*SELECTED EXCERPT*:
- Opening Delimiter -

Adware. Displays unwanted advertisements. Often bundled with legitimate software; rarely the focus of forensic work unless tied to broader compromise.

Cryptominers. Use the victim's compute resources to mine cryptocurrency. Common but typically low-impact per host; aggregate impact across many hosts can be substantial.

Rootkits. Hide their presence using OS-level tricks (process hiding, file hiding, hooking). Difficult to detect.

Bootkits / firmware malware. Infect firmware or boot sectors. Persist below the operating-system level.

Mobile malware. Banking trojans for Android (Anubis, FluBot, Cerberus, Brata, and continuously new variants). iOS malware (rare due to platform security) when it exists is usually targeted and sophisticated.

Fileless malware. Operates entirely in memory; does not write executable files to disk. Detection requires memory forensics (Chapter 3).

In Nepal, observed threats include banking-trojan APKs targeting eSewa, Khalti, and mobile-banking app users; phishing-delivered Office-macro malware against organisations; ransomware (with varying degrees of attribution); and occasional nation-state targeting reported in security advisories.

Goals of malware analysis

Several specific outputs the analyst typically produces:

Behavioural understanding. What does the malware do when run? Which files does it touch, which network destinations does it contact, which credentials does it harvest, which persistence mechanisms does it install?

Indicators of compromise (IOCs). Specific artefacts that other organisations can use to detect the same malware: file hashes (MD5, SHA-1, SHA-256), file paths, registry keys, mutex names, IP addresses, domain names, URLs, network signatures.

Capabilities. What the malware can do beyond what it did this time — additional commands the C2 can issue, lateral-movement capabilities, data-targeting patterns.

Attribution support. Tactics, techniques, and procedures (TTPs) that may align with known threat groups. Final attribution requires more than malware analysis but malware findings contribute.

Detection signatures. YARA rules, Snort/Suricata signatures, Sigma rules — used by SOC tooling to detect related activity.

Remediation guidance. What to clean from affected systems; what to look for elsewhere.

- Closing Delimiter -

*WHAT NEEDS TO BE DONE*:
Continue the malware analysis text from its last sentence, the one on remediation guidance.

(Records from a dataset)
- Opening Delimiter -

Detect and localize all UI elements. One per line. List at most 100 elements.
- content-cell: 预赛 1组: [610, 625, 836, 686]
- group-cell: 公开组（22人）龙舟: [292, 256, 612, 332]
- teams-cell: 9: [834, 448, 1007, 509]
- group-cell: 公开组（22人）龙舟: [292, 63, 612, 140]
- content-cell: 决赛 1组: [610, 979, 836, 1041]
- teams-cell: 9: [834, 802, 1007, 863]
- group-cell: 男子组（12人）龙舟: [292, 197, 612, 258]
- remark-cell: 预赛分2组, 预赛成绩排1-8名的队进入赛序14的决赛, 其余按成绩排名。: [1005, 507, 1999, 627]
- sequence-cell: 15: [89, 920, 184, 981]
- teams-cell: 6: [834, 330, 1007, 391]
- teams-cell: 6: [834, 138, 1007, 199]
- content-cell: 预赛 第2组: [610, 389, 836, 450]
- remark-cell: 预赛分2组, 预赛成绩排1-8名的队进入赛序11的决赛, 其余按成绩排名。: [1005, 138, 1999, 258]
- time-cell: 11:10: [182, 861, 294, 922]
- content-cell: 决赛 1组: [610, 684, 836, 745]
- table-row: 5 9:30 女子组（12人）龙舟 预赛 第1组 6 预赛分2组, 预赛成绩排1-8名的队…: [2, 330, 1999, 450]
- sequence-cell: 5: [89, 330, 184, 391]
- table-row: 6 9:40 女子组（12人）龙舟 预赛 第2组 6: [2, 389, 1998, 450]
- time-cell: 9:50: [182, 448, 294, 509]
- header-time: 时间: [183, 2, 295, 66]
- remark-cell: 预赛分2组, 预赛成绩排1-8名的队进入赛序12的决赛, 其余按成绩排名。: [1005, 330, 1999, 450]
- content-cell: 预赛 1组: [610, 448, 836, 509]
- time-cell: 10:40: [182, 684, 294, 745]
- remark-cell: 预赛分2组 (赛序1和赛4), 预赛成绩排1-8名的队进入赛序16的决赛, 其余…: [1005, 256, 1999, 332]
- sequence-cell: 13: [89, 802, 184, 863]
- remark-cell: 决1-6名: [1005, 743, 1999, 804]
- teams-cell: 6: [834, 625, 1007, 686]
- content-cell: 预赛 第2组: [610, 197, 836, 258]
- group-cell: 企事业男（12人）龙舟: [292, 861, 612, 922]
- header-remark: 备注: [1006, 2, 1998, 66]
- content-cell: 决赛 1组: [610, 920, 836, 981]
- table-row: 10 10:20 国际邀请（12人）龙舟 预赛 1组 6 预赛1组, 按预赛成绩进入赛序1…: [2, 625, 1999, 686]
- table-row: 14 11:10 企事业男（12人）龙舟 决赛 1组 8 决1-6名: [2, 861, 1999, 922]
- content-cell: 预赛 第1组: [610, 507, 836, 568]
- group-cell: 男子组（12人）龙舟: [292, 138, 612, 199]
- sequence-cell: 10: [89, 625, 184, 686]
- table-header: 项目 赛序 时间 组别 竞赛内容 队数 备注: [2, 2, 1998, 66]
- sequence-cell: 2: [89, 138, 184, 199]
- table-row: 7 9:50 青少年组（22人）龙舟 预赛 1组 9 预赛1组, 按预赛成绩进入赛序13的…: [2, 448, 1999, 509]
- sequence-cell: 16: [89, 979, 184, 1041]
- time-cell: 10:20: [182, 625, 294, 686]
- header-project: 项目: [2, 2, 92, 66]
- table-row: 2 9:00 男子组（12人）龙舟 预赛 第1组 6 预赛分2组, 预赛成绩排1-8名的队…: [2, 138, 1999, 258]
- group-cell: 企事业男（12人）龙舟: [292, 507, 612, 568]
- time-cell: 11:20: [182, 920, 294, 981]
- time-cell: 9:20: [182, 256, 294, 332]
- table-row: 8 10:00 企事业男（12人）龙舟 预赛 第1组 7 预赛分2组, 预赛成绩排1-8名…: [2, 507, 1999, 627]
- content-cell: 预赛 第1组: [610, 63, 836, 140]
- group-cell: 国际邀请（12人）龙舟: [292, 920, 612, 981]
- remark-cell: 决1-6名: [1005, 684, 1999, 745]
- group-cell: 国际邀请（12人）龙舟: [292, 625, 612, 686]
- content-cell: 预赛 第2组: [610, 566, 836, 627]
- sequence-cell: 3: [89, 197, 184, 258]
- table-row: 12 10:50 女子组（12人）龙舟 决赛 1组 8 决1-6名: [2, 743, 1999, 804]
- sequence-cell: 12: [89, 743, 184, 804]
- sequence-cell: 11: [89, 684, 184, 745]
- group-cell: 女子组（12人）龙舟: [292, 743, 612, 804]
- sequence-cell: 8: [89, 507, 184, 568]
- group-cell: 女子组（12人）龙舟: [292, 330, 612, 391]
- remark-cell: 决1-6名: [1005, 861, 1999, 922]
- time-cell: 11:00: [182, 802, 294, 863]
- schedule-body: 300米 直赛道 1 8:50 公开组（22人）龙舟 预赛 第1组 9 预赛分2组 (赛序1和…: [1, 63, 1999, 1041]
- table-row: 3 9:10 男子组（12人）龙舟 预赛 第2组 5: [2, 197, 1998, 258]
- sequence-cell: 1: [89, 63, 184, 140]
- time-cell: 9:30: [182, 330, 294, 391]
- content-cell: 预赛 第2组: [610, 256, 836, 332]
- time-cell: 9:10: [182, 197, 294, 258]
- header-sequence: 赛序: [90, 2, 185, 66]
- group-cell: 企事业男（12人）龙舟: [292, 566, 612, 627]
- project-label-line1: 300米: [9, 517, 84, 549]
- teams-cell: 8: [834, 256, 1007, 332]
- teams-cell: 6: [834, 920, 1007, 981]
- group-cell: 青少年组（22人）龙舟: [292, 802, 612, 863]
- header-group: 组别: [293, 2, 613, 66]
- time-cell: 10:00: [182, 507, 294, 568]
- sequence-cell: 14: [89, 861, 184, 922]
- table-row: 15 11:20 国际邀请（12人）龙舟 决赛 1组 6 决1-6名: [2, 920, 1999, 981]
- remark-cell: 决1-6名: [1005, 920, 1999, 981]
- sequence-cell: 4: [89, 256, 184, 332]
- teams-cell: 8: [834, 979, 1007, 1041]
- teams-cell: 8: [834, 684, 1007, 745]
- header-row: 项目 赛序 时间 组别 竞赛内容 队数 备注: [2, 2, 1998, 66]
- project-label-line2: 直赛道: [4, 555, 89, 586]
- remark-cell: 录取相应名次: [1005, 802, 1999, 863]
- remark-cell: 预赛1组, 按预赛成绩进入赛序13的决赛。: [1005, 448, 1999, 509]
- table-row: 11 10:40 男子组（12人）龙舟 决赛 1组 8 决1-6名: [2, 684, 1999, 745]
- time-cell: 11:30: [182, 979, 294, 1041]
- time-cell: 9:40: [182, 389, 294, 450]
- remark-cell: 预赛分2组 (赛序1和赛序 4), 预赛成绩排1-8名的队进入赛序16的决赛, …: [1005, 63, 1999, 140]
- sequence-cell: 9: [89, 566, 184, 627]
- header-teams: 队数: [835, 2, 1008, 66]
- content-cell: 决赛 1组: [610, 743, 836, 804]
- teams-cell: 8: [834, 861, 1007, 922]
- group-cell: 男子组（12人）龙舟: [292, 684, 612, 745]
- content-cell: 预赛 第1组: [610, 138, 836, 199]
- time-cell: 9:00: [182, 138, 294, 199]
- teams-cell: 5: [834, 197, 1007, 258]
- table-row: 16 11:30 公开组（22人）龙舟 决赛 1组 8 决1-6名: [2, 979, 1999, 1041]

- Closing Delimiter -

*RESULT OF THE TASK*:
Role in incident response

Within the incident-response phases (Chapter 1):

  • Detection. Malware signatures enable detection. EDR products use behavioural signatures to flag suspicious processes.
  • Analysis. Once malware is found, analysis determines the scope — what does it do, who else is affected.
  • Containment. Identification of malicious IPs and domains allows network-level blocking.
  • Eradication. Knowing the malware's persistence mechanisms allows complete removal.
  • Recovery. Confidence that the system is clean depends on complete analysis.
  • Lessons learned. New IOCs and TTPs feed back into detection.

For npCERT and the Cyber Bureau in Nepal, malware analysis is a core capability. International collaboration (with regional CERTs, with vendor threat-intelligence teams) supplements the in-country capability — particularly for novel or sophisticated malware.

7.2 Static, dynamic, and hybrid analysis

The two foundational analytical approaches — and their combination.

Static analysis

Static analysis is the examination of malware without executing it, inspecting the file contents, structure, and embedded artefacts to understand its capabilities and behaviour, performed in a controlled environment with no risk of triggering the malware's actions.

The analyst inspects the binary, the strings, the imports, the disassembled code, and any embedded resources.

What static analysis can extract:

Strings. Embedded text — error messages, hard-coded paths, URLs, IPs, configuration data, encryption keys, build artefacts. The strings utility extracts printable ASCII and Unicode sequences. Many investigations begin here — what strings does the file contain?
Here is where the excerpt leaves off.